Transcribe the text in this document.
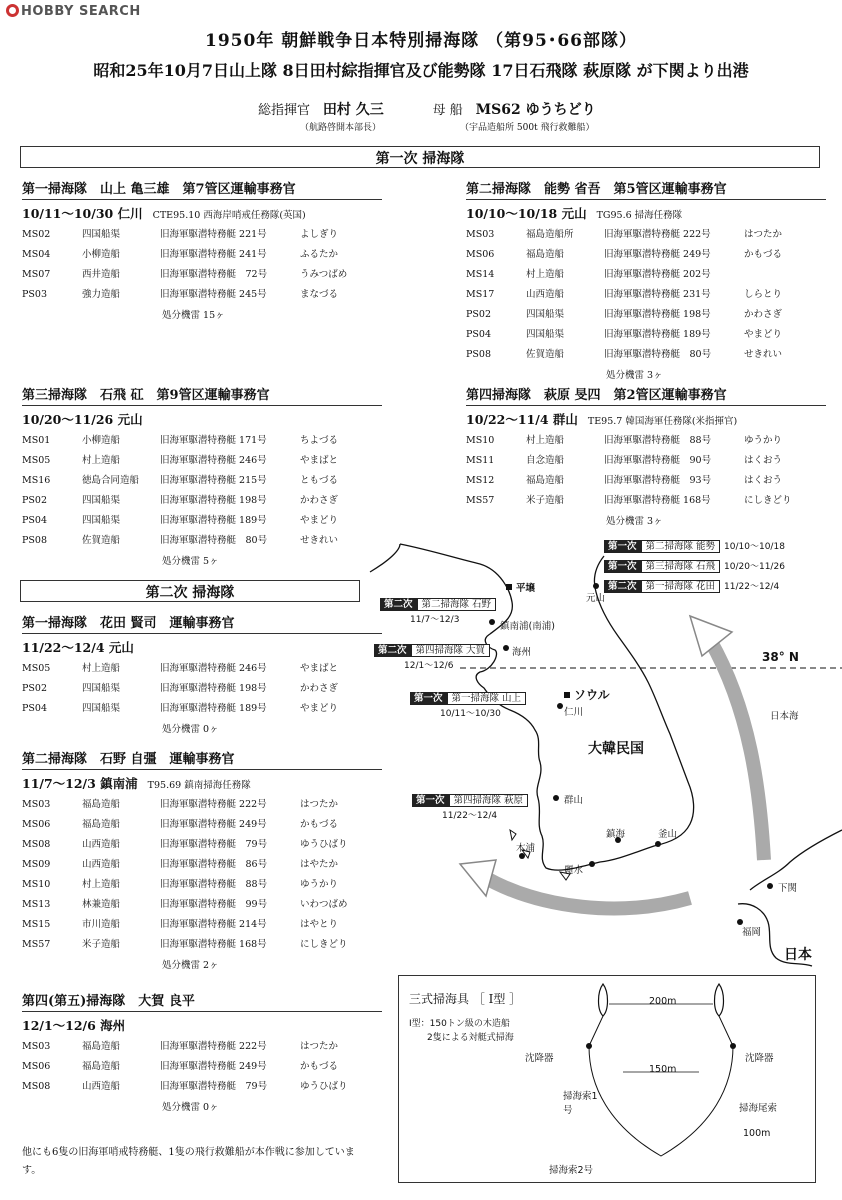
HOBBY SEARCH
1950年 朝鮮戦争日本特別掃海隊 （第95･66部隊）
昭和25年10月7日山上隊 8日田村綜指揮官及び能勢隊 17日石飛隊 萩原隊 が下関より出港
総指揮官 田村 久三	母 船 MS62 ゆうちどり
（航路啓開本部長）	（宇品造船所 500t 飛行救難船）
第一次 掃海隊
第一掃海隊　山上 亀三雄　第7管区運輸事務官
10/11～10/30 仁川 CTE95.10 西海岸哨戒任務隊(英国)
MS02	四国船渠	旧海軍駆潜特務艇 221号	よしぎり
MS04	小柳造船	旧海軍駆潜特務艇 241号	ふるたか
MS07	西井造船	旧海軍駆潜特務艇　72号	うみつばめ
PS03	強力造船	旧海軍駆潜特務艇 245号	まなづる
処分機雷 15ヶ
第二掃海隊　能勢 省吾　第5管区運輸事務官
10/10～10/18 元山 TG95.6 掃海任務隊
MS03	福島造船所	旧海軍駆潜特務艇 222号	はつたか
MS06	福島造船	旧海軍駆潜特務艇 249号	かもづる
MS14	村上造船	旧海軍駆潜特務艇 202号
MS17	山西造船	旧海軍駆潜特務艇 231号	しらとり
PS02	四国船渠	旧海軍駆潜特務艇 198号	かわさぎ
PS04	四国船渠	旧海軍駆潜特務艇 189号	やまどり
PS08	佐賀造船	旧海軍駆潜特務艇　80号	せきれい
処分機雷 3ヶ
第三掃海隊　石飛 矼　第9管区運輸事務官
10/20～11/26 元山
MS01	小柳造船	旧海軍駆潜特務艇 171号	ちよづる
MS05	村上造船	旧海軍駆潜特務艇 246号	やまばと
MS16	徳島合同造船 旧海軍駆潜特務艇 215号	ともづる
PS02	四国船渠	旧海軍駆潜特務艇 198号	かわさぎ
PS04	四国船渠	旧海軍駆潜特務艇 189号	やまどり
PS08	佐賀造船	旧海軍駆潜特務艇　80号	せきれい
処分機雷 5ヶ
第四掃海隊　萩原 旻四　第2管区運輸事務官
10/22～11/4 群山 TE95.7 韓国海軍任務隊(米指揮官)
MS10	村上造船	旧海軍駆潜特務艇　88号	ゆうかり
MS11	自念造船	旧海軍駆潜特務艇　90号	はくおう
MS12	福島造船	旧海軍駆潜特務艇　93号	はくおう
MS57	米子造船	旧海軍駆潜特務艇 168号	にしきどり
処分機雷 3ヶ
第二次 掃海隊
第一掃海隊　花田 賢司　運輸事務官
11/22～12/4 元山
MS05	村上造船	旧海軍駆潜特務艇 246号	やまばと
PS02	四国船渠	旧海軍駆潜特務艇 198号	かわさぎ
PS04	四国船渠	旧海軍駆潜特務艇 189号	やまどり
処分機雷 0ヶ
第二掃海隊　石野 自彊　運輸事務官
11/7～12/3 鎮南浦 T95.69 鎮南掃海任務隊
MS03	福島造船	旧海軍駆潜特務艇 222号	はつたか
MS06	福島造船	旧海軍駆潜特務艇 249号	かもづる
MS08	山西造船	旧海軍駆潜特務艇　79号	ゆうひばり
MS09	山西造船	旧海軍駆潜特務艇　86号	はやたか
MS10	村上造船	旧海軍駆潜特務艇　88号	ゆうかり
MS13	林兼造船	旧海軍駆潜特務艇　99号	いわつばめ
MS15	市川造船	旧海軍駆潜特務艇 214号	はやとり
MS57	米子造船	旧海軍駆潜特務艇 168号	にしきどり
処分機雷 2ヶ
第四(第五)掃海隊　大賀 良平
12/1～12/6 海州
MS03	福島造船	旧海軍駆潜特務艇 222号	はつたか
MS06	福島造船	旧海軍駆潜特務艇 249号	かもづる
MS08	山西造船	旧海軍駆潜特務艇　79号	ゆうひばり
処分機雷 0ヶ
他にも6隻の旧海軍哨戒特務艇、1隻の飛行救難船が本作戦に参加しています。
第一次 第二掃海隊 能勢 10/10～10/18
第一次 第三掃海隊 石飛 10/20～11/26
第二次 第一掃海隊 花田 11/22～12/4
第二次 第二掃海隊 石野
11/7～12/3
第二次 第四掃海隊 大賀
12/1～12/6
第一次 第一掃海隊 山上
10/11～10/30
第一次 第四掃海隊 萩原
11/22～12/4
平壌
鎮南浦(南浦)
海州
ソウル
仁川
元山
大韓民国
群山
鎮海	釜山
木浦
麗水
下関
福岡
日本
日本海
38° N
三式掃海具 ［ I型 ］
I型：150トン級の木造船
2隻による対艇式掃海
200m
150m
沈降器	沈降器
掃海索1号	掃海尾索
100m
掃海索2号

•••

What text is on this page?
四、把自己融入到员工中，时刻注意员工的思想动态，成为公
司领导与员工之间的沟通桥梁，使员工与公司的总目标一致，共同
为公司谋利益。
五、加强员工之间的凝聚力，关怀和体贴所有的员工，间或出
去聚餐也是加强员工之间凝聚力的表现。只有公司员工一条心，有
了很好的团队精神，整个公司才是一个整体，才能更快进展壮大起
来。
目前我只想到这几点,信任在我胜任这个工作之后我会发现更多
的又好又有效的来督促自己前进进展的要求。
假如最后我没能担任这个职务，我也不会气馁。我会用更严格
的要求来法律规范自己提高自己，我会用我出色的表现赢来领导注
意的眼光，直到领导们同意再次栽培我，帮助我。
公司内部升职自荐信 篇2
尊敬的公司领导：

•••

→ **REQUEST**
Give the count of lines holding the word "第四掃海隊" and nothing more.

→ **RESPONSE FOR THIS EXERCISE**
3